● **BACAAN**
• • • • •
Fahmi menilai kejadian tersebut memerlukan sejumlah solusi. Pertama, Fahmi mendorong agar ada pengetatan pelaksanaan pengawasan munisi. Ia ingin agar jajaran meningkatkan kepekaan, ketelitian dan kesigapan personel dalam penanganan amunisi.

Dan evaluasi terpenting, menurut Fahmi adalah keamanan lokasi penyimpanan amunisi yang dekat dengan permukiman warga.

"Yang paling penting menurut saya mengenai keamanan lokasi. Soal jarak aman antara lingkungan warga dengan area gudang ini saya kira berkaitan persoalan pengelolaan tata ruang," kata Fahmi.

Fahmi mengatakan, kondisi gudang mungkin saat dibangun jaraknya masih aman dengan perumahan warga. Namun, seiring pertumbuhan ekonomi, penduduk dan pembangunan yang ambisius membuat kawasan yang sebelumnya kosong menjadi terisi oleh rumah tinggal warga, hingga akhirnya berdekatan dengan zona militer.

Ia mengingatkan kejadian kebakaran Pertamina Plumpang maupun kejadian kebakaran gudang munisi di Pangkalan Utama TNI AL III di Pulau Pondok Dayung, Jakarta Utara meledak pada 2014.

Serupa dengan di Gudmurah Kodam Jaya yakni peristiwa ledakan gudang peluru milik TNI AL di Cilandak pada 1984 yang memakan korban karena dekat dengan warga.

Menurut, Fahmi solusi jangka pendek memang yang terbaik adalah pemindahan gudang amunisi, tetapi itu bukan solusi permanen.

Ia menilai, masalah tata ruang akan menjadi momok ketika memindahkan gudang amunisi. Ia mengatakan, ada banyak aspek dalam pembangunan instalasi militer, terutama yang bersifat vital, khusus atau memiliki tingkat bahaya tertentu.
• • • • •
● **INFORMASI YANG DITAMPILKAN**
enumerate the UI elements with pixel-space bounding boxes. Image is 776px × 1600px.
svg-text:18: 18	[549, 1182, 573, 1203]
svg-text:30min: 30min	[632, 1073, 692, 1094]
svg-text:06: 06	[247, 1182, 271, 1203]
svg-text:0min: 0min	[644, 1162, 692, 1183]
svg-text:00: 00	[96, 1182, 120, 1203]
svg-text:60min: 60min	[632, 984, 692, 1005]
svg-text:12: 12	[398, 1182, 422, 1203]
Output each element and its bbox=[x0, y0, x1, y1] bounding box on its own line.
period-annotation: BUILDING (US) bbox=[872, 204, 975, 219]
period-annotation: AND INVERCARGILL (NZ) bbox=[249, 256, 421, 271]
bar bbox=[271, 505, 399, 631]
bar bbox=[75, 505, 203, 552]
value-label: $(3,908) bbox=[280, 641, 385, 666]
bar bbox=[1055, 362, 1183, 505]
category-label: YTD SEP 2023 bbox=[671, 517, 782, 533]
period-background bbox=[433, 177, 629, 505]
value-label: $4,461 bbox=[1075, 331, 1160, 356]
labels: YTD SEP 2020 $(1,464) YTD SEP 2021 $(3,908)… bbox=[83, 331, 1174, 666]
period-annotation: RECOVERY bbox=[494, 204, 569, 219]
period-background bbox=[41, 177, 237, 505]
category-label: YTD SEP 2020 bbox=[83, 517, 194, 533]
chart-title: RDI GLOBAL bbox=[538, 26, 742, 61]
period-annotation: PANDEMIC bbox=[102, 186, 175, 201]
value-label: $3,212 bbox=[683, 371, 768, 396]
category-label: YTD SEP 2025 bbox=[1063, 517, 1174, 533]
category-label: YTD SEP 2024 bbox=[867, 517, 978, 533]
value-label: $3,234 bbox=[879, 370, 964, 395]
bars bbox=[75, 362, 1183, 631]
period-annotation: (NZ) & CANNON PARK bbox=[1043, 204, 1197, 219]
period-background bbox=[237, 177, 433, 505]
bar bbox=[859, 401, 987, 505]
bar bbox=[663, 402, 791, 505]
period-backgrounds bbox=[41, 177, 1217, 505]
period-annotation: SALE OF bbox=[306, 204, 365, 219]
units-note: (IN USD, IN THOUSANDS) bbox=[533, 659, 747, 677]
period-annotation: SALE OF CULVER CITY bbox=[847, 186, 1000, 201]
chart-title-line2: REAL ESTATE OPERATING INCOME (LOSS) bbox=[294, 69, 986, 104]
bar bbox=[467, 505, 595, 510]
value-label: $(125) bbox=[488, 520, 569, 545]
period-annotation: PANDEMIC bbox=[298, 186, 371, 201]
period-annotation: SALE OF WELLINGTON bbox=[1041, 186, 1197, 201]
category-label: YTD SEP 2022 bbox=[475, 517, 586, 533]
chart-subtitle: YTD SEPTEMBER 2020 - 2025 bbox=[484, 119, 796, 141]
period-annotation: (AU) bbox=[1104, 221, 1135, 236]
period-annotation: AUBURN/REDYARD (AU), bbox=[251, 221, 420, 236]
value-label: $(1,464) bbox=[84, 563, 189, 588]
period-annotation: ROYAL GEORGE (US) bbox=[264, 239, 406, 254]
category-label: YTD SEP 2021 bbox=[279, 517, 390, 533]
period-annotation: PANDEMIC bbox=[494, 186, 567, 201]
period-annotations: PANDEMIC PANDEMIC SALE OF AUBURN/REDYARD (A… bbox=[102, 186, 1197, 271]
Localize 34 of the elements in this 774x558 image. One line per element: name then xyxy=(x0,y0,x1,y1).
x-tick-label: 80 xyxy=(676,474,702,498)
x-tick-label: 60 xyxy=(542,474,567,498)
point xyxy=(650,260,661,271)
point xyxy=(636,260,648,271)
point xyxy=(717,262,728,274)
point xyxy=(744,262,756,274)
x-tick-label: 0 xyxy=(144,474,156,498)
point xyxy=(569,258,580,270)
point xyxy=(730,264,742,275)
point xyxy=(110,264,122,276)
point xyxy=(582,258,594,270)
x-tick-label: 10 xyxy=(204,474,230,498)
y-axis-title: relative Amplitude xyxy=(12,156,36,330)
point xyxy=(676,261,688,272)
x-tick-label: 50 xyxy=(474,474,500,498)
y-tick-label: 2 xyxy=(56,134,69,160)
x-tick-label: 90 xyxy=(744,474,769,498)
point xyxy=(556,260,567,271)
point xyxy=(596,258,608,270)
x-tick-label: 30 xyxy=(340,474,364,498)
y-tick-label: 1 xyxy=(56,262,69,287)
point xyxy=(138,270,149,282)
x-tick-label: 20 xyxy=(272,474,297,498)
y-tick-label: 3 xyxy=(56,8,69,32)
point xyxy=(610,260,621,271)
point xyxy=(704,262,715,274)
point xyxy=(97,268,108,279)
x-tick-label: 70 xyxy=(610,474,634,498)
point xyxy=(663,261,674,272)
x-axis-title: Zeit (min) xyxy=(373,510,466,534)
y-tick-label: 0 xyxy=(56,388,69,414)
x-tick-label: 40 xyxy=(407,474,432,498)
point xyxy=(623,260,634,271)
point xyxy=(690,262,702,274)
• • • • •
● **TUJUAN 1**
Menurut bacaan tentang gudang amunisi, di mana gudang peluru milik TNI AL meledak pada 1984?
● **TUJUAN 2**
Lanjutkan bacaan tentang gudang amunisi, dimulai setelah kalimat terakhirnya.

● **KELUARAN YANG DIHARAPKAN 1**
Di Cilandak.

● **KELUARAN YANG DIHARAPKAN 2**
Fahmi mencontohkan bahwa kawasan padat penduduk, padat kendaraan terutama angkutan berat harus dihindari dalam pembangunan instalasi militer. Untuk itu, menurut Fahmi perlunya melihat kajian tata ruang dalam membangun instalasi militer, terutama gudang amunisi agar aman dari permukiman warga.

"Masalahnya, bagaimana jika kawasan yang semula ideal kemudian perkembangannya tidak terkendali dan mengakibatkan kerentanan? Ini memerlukan solusi lintas sektor. Apalagi banyak daerah cenderung tidak disiplin bahkan abai dalam hal pengelolaan tata ruang. Misalnya, kawasan pertanian mendadak alihfungsi jadi kawasan industri jadi praktik yang cukup lazim," kata Fahmi.

Fahmi menambahkan, fenomena tersebut menyulitkan penentuan lokasi pembangunan kawasan instalasi militer. Ia mendorong agar ada upaya disiplin dalam tata ruang.

"Karena itu penyelarasan antara rencana tata ruang daerah dan tata ruang pertahanan itu penting dan kemudian implementasinya harus disiplin jangan dilanggar. Karena akan berbahaya bagi masyarakat dan merugikan bagi negara," kata Fahmi.

Penyisiran material serpihan ledakan Gudmurah Kodam Jaya

Personel Kompi Penjinak Bahan Peledak (Jihandak) Zeni TNI AD berusaha menjinakkan material diduga sisa bahan peledak dan amunisi dampak dari ledakan Gudang Munisi Daerah (Gudmurah) Kodam Jaya Ciangsana yang terlempar hingga perumahan Cluster Visalia di Perumahan Kota Wisata, Gunung Putri, Kabupaten Bogor, Jawa Barat, Minggu (31/3/2024). ANTARA FOTO/Aditya Pradana Putra/tom.

Analis kebijakan publik dari Institute for Development of Policy and Local Partnership (IDP-LP), Riko Noviantoro, menilai, peristiwa yang terjadi di Gudmurah Kodam Jaya tidak lepas dari lemahnya tata kelola perizinan permukiman.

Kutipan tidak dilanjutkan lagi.